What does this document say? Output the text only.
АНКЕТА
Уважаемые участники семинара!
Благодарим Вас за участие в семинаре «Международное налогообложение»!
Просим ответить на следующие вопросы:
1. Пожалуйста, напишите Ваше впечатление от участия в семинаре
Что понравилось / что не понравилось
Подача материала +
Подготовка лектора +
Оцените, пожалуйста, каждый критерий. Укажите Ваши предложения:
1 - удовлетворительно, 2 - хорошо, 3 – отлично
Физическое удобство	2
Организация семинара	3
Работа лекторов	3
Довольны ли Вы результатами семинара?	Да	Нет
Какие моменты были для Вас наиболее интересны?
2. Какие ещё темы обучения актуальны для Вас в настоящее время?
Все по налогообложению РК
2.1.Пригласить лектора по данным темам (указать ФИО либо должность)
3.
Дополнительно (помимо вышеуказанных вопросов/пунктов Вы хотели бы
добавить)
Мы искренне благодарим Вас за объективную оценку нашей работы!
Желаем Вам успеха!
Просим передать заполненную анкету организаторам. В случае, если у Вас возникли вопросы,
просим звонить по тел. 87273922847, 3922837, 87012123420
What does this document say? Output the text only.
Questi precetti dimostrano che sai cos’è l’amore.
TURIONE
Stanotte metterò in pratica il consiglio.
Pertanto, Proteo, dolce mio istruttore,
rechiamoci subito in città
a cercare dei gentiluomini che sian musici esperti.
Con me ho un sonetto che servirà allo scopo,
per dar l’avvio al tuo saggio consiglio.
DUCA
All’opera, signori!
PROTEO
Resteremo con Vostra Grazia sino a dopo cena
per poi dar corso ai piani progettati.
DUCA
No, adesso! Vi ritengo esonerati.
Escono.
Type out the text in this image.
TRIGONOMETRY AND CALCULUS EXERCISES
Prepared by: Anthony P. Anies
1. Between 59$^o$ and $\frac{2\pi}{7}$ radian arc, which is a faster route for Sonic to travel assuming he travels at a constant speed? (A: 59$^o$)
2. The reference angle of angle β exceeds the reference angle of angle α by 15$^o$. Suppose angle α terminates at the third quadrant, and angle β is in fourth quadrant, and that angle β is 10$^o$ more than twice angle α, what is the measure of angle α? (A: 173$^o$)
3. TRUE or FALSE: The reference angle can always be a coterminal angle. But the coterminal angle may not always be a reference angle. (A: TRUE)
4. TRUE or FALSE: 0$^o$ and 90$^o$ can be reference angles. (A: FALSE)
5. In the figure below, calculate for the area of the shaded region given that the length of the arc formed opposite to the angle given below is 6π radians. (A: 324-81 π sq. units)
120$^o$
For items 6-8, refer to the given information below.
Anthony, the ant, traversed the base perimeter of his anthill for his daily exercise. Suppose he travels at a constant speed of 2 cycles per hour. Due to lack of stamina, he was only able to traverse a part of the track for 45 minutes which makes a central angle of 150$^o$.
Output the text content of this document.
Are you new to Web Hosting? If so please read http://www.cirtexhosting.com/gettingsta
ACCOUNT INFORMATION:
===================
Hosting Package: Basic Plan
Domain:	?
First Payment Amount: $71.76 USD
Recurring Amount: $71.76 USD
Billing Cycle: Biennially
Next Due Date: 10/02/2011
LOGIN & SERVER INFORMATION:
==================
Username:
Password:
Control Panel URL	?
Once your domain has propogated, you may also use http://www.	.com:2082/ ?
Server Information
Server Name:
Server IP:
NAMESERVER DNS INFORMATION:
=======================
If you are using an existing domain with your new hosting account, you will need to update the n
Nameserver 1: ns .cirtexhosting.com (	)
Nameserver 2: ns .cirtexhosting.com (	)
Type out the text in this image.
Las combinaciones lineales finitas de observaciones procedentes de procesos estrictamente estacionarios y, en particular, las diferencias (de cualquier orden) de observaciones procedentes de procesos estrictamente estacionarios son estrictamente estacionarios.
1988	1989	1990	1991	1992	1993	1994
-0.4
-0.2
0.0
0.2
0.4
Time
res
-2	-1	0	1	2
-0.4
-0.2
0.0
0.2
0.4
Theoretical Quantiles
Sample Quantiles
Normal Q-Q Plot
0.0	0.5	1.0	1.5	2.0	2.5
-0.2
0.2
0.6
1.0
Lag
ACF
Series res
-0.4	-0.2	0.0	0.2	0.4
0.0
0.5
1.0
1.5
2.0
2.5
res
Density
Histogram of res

■ Written request: Each line of the material should be duplicated exactly, please.

■ Task result:
What does this document say? Output the text only.
АНКЕТА
Уважаемые участники семинара!
Благодарим Вас за участие в семинаре «Международное налогообложение»!
Просим ответить на следующие вопросы:
1. Пожалуйста, напишите Ваше впечатление от участия в семинаре
Что понравилось / что не понравилось
Подача материала +
Подготовка лектора +
Оцените, пожалуйста, каждый критерий. Укажите Ваши предложения:
1 - удовлетворительно, 2 - хорошо, 3 – отлично
Физическое удобство	2
Организация семинара	3
Работа лекторов	3
Довольны ли Вы результатами семинара?	Да	Нет
Какие моменты были для Вас наиболее интересны?
2. Какие ещё темы обучения актуальны для Вас в настоящее время?
Все по налогообложению РК
2.1.Пригласить лектора по данным темам (указать ФИО либо должность)
3.
Дополнительно (помимо вышеуказанных вопросов/пунктов Вы хотели бы
добавить)
Мы искренне благодарим Вас за объективную оценку нашей работы!
Желаем Вам успеха!
Просим передать заполненную анкету организаторам. В случае, если у Вас возникли вопросы,
просим звонить по тел. 87273922847, 3922837, 87012123420
What does this document say? Output the text only.
Questi precetti dimostrano che sai cos’è l’amore.
TURIONE
Stanotte metterò in pratica il consiglio.
Pertanto, Proteo, dolce mio istruttore,
rechiamoci subito in città
a cercare dei gentiluomini che sian musici esperti.
Con me ho un sonetto che servirà allo scopo,
per dar l’avvio al tuo saggio consiglio.
DUCA
All’opera, signori!
PROTEO
Resteremo con Vostra Grazia sino a dopo cena
per poi dar corso ai piani progettati.
DUCA
No, adesso! Vi ritengo esonerati.
Escono.
Type out the text in this image.
TRIGONOMETRY AND CALCULUS EXERCISES
Prepared by: Anthony P. Anies
1. Between 59$^o$ and $\frac{2\pi}{7}$ radian arc, which is a faster route for Sonic to travel assuming he travels at a constant speed? (A: 59$^o$)
2. The reference angle of angle β exceeds the reference angle of angle α by 15$^o$. Suppose angle α terminates at the third quadrant, and angle β is in fourth quadrant, and that angle β is 10$^o$ more than twice angle α, what is the measure of angle α? (A: 173$^o$)
3. TRUE or FALSE: The reference angle can always be a coterminal angle. But the coterminal angle may not always be a reference angle. (A: TRUE)
4. TRUE or FALSE: 0$^o$ and 90$^o$ can be reference angles. (A: FALSE)
5. In the figure below, calculate for the area of the shaded region given that the length of the arc formed opposite to the angle given below is 6π radians. (A: 324-81 π sq. units)
120$^o$
For items 6-8, refer to the given information below.
Anthony, the ant, traversed the base perimeter of his anthill for his daily exercise. Suppose he travels at a constant speed of 2 cycles per hour. Due to lack of stamina, he was only able to traverse a part of the track for 45 minutes which makes a central angle of 150$^o$.
Output the text content of this document.
Are you new to Web Hosting? If so please read http://www.cirtexhosting.com/gettingsta
ACCOUNT INFORMATION:
===================
Hosting Package: Basic Plan
Domain:	?
First Payment Amount: $71.76 USD
Recurring Amount: $71.76 USD
Billing Cycle: Biennially
Next Due Date: 10/02/2011
LOGIN & SERVER INFORMATION:
==================
Username:
Password:
Control Panel URL	?
Once your domain has propogated, you may also use http://www.	.com:2082/ ?
Server Information
Server Name:
Server IP:
NAMESERVER DNS INFORMATION:
=======================
If you are using an existing domain with your new hosting account, you will need to update the n
Nameserver 1: ns .cirtexhosting.com (	)
Nameserver 2: ns .cirtexhosting.com (	)
Type out the text in this image.
Las combinaciones lineales finitas de observaciones procedentes de procesos estrictamente estacionarios y, en particular, las diferencias (de cualquier orden) de observaciones procedentes de procesos estrictamente estacionarios son estrictamente estacionarios.
1988	1989	1990	1991	1992	1993	1994
-0.4
-0.2
0.0
0.2
0.4
Time
res
-2	-1	0	1	2
-0.4
-0.2
0.0
0.2
0.4
Theoretical Quantiles
Sample Quantiles
Normal Q-Q Plot
0.0	0.5	1.0	1.5	2.0	2.5
-0.2
0.2
0.6
1.0
Lag
ACF
Series res
-0.4	-0.2	0.0	0.2	0.4
0.0
0.5
1.0
1.5
2.0
2.5
res
Density
Histogram of res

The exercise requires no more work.